Exercise brief: Locate each line with the string "méret" in the listing below and copy it.

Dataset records
....

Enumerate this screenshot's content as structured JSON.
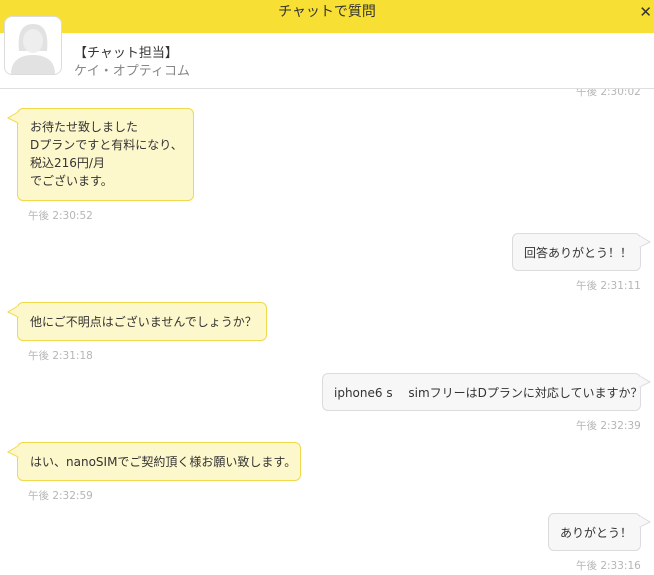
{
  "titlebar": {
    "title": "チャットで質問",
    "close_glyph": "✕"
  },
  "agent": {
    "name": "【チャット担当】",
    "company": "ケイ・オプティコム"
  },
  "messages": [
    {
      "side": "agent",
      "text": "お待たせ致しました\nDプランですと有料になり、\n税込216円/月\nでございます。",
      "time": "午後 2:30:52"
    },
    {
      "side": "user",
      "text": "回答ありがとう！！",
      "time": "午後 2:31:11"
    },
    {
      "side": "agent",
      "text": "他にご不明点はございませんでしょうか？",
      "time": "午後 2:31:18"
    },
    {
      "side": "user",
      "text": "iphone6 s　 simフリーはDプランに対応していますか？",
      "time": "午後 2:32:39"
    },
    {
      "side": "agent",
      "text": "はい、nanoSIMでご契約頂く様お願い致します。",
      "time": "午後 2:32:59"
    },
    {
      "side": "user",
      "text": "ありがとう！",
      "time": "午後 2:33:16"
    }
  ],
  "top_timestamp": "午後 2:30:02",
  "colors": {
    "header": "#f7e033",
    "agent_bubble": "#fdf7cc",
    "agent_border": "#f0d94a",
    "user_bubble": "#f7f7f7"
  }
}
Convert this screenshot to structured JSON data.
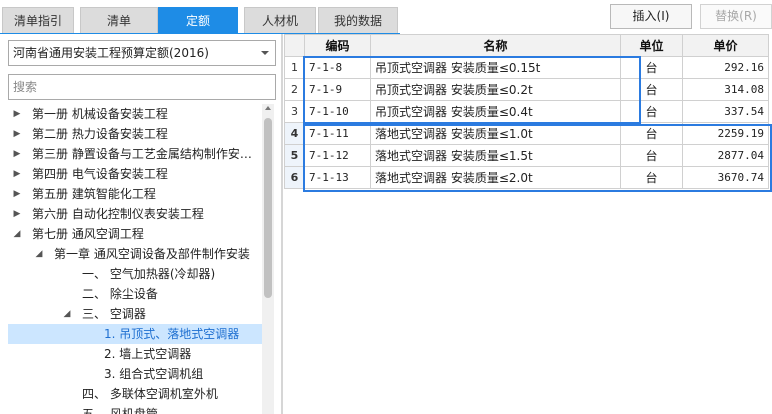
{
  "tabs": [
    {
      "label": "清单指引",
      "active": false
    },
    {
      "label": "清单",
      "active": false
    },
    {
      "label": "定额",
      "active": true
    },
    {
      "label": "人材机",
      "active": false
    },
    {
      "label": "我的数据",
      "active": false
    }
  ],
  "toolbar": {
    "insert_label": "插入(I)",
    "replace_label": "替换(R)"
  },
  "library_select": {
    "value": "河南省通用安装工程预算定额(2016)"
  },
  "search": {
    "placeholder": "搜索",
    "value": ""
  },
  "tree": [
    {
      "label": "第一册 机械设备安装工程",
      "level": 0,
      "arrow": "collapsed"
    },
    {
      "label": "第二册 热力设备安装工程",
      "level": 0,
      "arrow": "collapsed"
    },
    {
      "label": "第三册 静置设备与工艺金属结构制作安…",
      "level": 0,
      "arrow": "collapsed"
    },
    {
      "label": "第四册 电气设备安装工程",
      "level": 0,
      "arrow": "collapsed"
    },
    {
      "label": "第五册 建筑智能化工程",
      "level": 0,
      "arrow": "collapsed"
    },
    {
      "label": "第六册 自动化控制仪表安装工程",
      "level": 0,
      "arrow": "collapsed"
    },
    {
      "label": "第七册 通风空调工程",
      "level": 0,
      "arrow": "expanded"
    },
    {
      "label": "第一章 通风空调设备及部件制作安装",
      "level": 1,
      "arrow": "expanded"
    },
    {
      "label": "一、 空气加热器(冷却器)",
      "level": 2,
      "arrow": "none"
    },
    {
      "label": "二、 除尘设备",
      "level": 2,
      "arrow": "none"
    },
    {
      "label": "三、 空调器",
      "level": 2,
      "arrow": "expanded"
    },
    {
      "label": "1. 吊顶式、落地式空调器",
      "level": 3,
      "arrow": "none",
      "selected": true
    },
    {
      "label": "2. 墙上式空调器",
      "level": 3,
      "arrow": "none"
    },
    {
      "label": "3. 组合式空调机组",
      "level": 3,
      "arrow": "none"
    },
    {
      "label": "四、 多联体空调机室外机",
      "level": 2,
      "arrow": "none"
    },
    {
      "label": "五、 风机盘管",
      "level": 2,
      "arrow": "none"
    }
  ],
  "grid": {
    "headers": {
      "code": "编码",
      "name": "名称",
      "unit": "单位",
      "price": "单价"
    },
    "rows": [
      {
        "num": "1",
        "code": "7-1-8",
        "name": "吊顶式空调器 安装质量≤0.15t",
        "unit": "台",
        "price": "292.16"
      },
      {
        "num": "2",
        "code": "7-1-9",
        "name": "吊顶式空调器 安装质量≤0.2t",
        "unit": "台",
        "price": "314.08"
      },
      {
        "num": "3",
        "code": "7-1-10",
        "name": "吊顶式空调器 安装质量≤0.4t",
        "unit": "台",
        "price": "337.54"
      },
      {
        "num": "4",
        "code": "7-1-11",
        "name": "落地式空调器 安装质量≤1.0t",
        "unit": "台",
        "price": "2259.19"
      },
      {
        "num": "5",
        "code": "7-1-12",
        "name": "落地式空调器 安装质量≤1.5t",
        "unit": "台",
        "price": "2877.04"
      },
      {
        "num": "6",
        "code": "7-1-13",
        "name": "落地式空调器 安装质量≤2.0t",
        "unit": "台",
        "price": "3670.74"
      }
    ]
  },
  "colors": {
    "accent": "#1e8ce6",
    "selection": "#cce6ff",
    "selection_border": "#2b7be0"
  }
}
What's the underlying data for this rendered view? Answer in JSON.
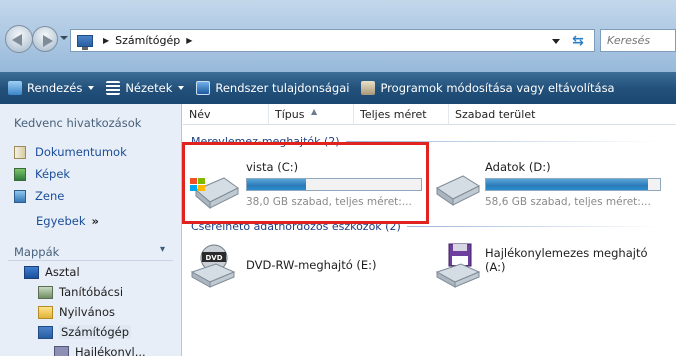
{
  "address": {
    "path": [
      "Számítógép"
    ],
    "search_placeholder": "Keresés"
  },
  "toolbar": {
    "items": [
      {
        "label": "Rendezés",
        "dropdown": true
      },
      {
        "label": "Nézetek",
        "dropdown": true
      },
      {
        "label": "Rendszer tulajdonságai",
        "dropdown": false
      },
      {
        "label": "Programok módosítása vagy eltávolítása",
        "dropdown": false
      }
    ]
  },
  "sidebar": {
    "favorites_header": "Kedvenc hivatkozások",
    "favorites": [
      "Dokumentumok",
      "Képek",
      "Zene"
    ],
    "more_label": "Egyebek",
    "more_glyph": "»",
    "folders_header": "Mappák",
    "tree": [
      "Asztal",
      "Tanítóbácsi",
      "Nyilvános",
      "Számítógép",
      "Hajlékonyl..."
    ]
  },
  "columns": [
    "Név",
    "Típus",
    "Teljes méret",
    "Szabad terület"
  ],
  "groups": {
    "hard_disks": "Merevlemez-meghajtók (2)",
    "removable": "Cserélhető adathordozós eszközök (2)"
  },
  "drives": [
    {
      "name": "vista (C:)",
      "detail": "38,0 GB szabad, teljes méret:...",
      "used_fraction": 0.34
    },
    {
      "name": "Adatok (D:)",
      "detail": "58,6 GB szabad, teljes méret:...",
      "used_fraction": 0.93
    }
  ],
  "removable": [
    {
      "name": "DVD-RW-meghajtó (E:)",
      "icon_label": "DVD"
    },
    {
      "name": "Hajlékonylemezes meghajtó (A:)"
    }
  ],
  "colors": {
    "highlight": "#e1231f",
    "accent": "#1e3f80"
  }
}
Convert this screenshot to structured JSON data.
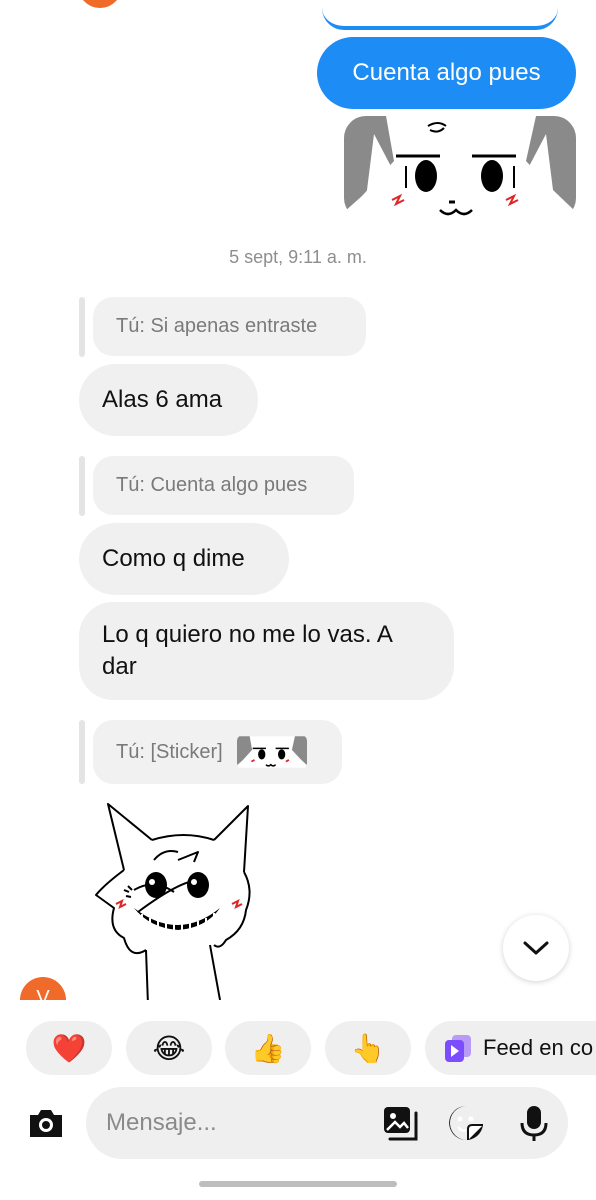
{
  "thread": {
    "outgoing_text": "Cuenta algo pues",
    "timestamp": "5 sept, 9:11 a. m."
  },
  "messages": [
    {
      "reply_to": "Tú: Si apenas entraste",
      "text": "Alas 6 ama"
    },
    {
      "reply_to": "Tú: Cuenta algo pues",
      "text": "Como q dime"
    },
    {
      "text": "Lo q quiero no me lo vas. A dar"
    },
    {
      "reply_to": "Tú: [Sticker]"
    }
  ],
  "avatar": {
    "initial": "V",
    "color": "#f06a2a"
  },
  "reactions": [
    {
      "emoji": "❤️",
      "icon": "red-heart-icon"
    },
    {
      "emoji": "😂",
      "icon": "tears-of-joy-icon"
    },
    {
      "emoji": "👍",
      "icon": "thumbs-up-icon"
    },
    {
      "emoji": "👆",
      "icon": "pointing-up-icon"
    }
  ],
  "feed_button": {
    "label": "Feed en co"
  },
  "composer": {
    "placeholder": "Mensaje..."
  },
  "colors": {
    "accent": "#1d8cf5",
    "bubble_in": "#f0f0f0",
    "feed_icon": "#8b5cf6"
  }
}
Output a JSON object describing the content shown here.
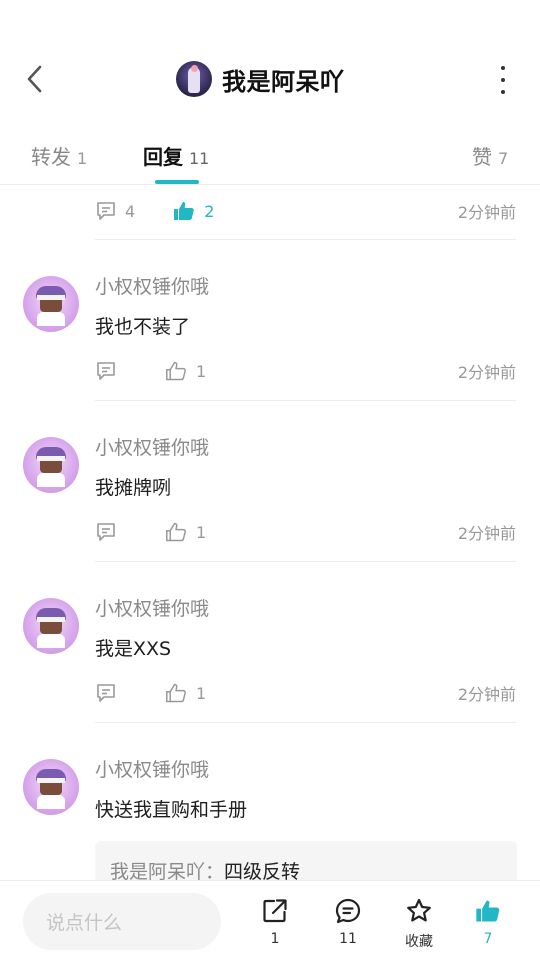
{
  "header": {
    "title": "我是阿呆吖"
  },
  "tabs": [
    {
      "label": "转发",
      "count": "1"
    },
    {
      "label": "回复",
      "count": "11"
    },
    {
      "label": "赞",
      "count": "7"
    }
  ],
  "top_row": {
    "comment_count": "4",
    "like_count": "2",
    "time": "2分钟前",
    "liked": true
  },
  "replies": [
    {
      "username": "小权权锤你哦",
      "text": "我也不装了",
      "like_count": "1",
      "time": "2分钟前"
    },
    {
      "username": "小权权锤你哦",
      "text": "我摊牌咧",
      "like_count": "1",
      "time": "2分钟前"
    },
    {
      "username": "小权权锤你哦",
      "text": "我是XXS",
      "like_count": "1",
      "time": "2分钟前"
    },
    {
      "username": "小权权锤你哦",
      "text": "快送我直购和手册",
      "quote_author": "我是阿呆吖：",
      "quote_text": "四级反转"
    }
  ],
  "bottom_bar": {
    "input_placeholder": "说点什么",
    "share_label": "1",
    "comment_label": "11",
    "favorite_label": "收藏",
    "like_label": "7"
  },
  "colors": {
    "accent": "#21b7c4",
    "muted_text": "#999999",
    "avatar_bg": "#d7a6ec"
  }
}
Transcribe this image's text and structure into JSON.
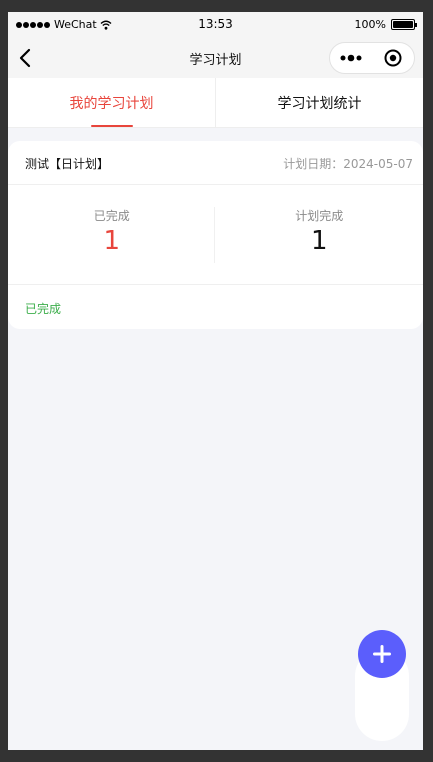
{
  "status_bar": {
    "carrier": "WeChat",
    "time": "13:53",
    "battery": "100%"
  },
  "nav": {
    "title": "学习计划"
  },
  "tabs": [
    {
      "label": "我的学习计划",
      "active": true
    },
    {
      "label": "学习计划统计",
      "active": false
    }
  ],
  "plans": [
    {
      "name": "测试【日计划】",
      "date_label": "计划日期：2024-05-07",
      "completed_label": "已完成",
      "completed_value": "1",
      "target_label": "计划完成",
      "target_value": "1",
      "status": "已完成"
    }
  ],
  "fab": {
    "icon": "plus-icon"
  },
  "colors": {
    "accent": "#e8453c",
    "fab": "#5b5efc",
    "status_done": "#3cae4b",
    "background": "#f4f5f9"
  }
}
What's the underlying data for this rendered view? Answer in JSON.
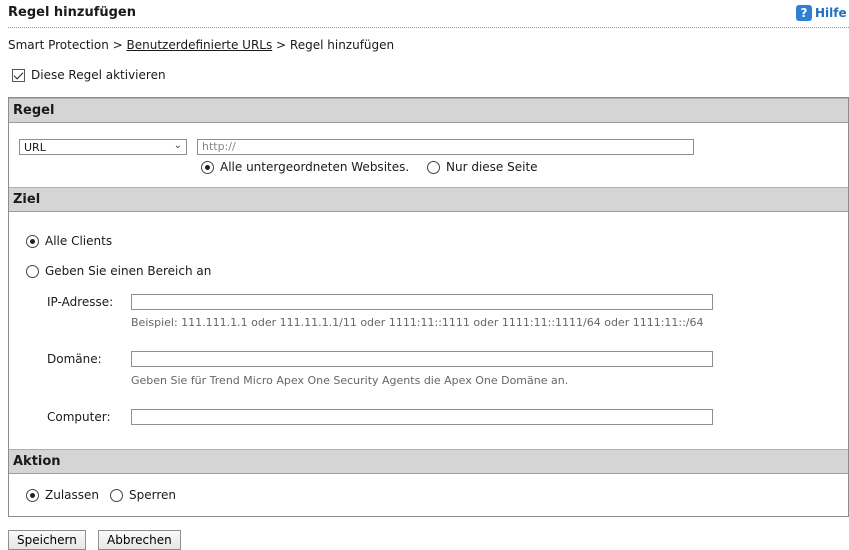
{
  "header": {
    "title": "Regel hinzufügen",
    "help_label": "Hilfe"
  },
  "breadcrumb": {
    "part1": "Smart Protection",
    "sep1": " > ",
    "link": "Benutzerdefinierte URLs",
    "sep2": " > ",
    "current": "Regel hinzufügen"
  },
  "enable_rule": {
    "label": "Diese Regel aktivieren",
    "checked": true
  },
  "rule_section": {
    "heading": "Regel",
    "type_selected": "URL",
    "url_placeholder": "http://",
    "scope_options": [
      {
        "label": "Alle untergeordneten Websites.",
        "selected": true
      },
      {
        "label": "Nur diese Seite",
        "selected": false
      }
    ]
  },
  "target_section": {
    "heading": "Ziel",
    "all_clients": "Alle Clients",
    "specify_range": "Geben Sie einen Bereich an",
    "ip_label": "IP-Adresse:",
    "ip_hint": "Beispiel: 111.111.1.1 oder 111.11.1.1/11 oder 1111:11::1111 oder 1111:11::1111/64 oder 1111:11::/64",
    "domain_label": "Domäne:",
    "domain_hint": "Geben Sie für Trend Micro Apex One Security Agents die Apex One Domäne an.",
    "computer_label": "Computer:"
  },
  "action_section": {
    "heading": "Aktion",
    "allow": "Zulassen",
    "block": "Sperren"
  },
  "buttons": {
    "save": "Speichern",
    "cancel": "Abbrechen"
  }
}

....

Output below:
    "Teljes méret",
      "detail": "38,0 GB szabad, teljes méret:...",
      "detail": "58,6 GB szabad, teljes méret:...",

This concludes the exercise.